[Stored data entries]
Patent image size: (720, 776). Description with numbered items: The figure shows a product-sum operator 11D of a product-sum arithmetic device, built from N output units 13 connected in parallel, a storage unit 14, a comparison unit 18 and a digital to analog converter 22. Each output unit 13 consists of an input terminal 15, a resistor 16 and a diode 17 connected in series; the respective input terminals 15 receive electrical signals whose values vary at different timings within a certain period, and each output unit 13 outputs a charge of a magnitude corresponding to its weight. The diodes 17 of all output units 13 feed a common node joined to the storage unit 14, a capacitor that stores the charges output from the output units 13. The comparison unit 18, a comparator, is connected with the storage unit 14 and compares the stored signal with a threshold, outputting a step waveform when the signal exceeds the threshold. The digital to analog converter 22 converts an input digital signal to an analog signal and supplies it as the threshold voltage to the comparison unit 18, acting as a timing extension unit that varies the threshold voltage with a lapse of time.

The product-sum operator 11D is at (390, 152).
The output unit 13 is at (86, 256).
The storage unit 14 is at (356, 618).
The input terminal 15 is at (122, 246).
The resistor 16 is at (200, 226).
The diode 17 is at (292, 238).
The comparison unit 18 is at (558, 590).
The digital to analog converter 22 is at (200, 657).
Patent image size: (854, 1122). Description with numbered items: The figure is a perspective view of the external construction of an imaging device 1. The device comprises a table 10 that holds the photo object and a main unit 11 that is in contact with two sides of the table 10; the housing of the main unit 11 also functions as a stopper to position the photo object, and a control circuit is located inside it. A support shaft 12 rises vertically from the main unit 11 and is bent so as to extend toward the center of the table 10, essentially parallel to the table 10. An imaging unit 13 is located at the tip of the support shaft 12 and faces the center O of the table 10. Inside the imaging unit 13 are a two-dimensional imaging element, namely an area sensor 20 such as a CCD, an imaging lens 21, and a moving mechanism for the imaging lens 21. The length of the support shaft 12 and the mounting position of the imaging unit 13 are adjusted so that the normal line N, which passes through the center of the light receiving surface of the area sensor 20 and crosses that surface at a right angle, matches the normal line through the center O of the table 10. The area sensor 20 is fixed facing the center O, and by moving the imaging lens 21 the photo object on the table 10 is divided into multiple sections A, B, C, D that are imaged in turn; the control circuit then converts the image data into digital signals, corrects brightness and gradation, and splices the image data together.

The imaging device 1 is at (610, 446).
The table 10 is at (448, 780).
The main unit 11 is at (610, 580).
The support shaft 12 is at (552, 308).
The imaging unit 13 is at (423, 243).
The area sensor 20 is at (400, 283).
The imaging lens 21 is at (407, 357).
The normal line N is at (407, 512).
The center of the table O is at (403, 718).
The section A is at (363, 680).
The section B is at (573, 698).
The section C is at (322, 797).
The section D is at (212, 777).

...

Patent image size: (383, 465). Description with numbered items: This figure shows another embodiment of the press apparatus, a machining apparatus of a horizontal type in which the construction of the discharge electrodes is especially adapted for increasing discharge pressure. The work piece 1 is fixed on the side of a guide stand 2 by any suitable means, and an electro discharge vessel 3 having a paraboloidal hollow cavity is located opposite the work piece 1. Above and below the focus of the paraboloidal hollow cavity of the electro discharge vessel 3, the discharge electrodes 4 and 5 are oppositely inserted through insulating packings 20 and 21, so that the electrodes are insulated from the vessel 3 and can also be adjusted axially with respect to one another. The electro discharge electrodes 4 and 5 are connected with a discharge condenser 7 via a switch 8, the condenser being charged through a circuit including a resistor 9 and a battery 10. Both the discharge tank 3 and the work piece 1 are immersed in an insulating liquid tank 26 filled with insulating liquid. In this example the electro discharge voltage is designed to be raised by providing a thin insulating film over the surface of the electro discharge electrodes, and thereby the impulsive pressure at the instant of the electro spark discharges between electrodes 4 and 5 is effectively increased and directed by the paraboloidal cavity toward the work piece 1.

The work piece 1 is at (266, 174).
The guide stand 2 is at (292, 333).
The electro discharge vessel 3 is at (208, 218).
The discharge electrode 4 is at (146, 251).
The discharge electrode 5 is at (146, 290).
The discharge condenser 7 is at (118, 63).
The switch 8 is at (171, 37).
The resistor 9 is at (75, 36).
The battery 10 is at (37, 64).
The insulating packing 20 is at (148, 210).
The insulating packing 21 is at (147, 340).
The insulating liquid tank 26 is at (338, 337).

→ **Work to do**
Reproduce, unchanged, every line from the one containing "Patent image size: (720, 776)." down to the one containing "The comparison unit 18 is at (558, 590).", including both of those lines.

→ **Result**
Patent image size: (720, 776). Description with numbered items: The figure shows a product-sum operator 11D of a product-sum arithmetic device, built from N output units 13 connected in parallel, a storage unit 14, a comparison unit 18 and a digital to analog converter 22. Each output unit 13 consists of an input terminal 15, a resistor 16 and a diode 17 connected in series; the respective input terminals 15 receive electrical signals whose values vary at different timings within a certain period, and each output unit 13 outputs a charge of a magnitude corresponding to its weight. The diodes 17 of all output units 13 feed a common node joined to the storage unit 14, a capacitor that stores the charges output from the output units 13. The comparison unit 18, a comparator, is connected with the storage unit 14 and compares the stored signal with a threshold, outputting a step waveform when the signal exceeds the threshold. The digital to analog converter 22 converts an input digital signal to an analog signal and supplies it as the threshold voltage to the comparison unit 18, acting as a timing extension unit that varies the threshold voltage with a lapse of time.

The product-sum operator 11D is at (390, 152).
The output unit 13 is at (86, 256).
The storage unit 14 is at (356, 618).
The input terminal 15 is at (122, 246).
The resistor 16 is at (200, 226).
The diode 17 is at (292, 238).
The comparison unit 18 is at (558, 590).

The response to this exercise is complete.